▶ _Problem to solve_
The records underneath are to be repeated exactly, with the pictures left out.

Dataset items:
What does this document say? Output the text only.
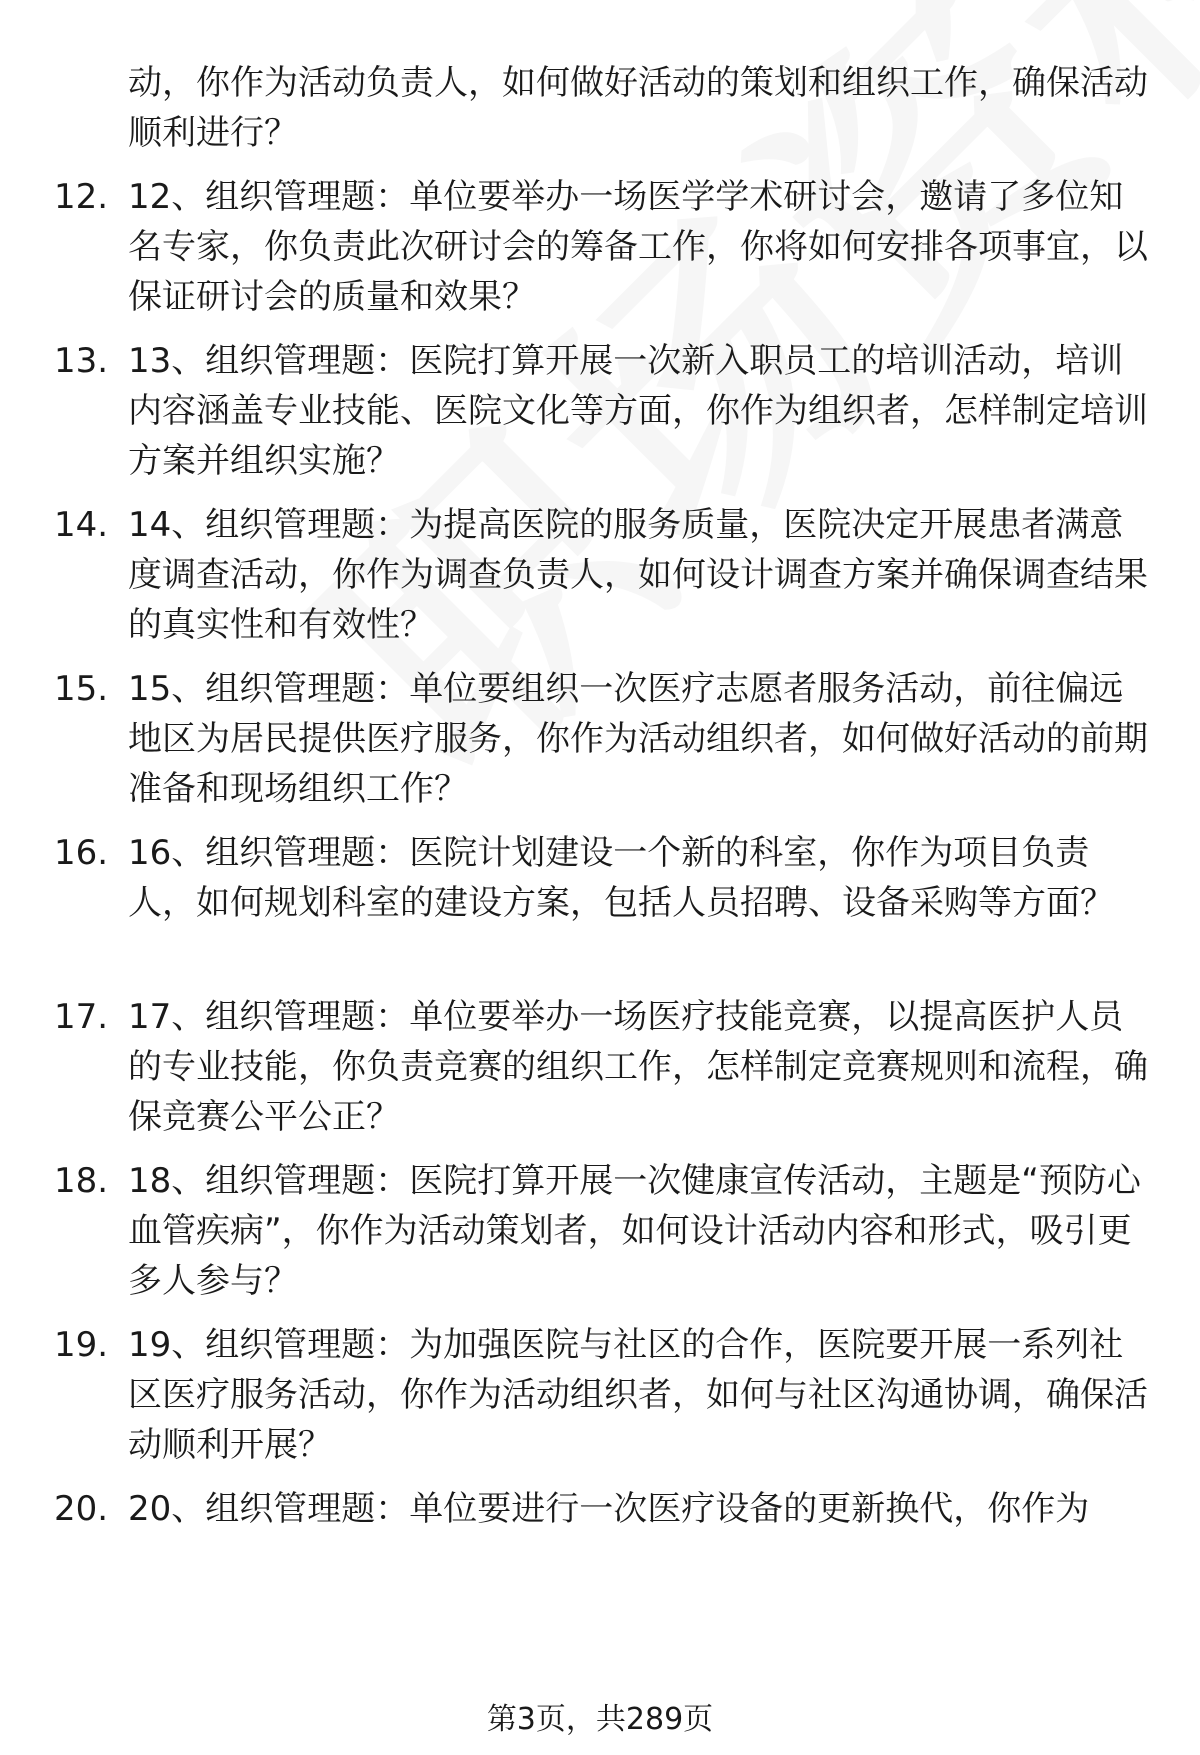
动，你作为活动负责人，如何做好活动的策划和组织工作，确保活动顺利进行？
12. 12、组织管理题：单位要举办一场医学学术研讨会，邀请了多位知名专家，你负责此次研讨会的筹备工作，你将如何安排各项事宜，以保证研讨会的质量和效果？
13. 13、组织管理题：医院打算开展一次新入职员工的培训活动，培训内容涵盖专业技能、医院文化等方面，你作为组织者，怎样制定培训方案并组织实施？
14. 14、组织管理题：为提高医院的服务质量，医院决定开展患者满意度调查活动，你作为调查负责人，如何设计调查方案并确保调查结果的真实性和有效性？
15. 15、组织管理题：单位要组织一次医疗志愿者服务活动，前往偏远地区为居民提供医疗服务，你作为活动组织者，如何做好活动的前期准备和现场组织工作？
16. 16、组织管理题：医院计划建设一个新的科室，你作为项目负责人，如何规划科室的建设方案，包括人员招聘、设备采购等方面？
17. 17、组织管理题：单位要举办一场医疗技能竞赛，以提高医护人员的专业技能，你负责竞赛的组织工作，怎样制定竞赛规则和流程，确保竞赛公平公正？
18. 18、组织管理题：医院打算开展一次健康宣传活动，主题是“预防心血管疾病”，你作为活动策划者，如何设计活动内容和形式，吸引更多人参与？
19. 19、组织管理题：为加强医院与社区的合作，医院要开展一系列社区医疗服务活动，你作为活动组织者，如何与社区沟通协调，确保活动顺利开展？
20. 20、组织管理题：单位要进行一次医疗设备的更新换代，你作为
第3页，共289页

▶ _Exercise solution_
What does this document say? Output the text only.
动，你作为活动负责人，如何做好活动的策划和组织工作，确保活动顺利进行？
12. 12、组织管理题：单位要举办一场医学学术研讨会，邀请了多位知名专家，你负责此次研讨会的筹备工作，你将如何安排各项事宜，以保证研讨会的质量和效果？
13. 13、组织管理题：医院打算开展一次新入职员工的培训活动，培训内容涵盖专业技能、医院文化等方面，你作为组织者，怎样制定培训方案并组织实施？
14. 14、组织管理题：为提高医院的服务质量，医院决定开展患者满意度调查活动，你作为调查负责人，如何设计调查方案并确保调查结果的真实性和有效性？
15. 15、组织管理题：单位要组织一次医疗志愿者服务活动，前往偏远地区为居民提供医疗服务，你作为活动组织者，如何做好活动的前期准备和现场组织工作？
16. 16、组织管理题：医院计划建设一个新的科室，你作为项目负责人，如何规划科室的建设方案，包括人员招聘、设备采购等方面？
17. 17、组织管理题：单位要举办一场医疗技能竞赛，以提高医护人员的专业技能，你负责竞赛的组织工作，怎样制定竞赛规则和流程，确保竞赛公平公正？
18. 18、组织管理题：医院打算开展一次健康宣传活动，主题是“预防心血管疾病”，你作为活动策划者，如何设计活动内容和形式，吸引更多人参与？
19. 19、组织管理题：为加强医院与社区的合作，医院要开展一系列社区医疗服务活动，你作为活动组织者，如何与社区沟通协调，确保活动顺利开展？
20. 20、组织管理题：单位要进行一次医疗设备的更新换代，你作为
第3页，共289页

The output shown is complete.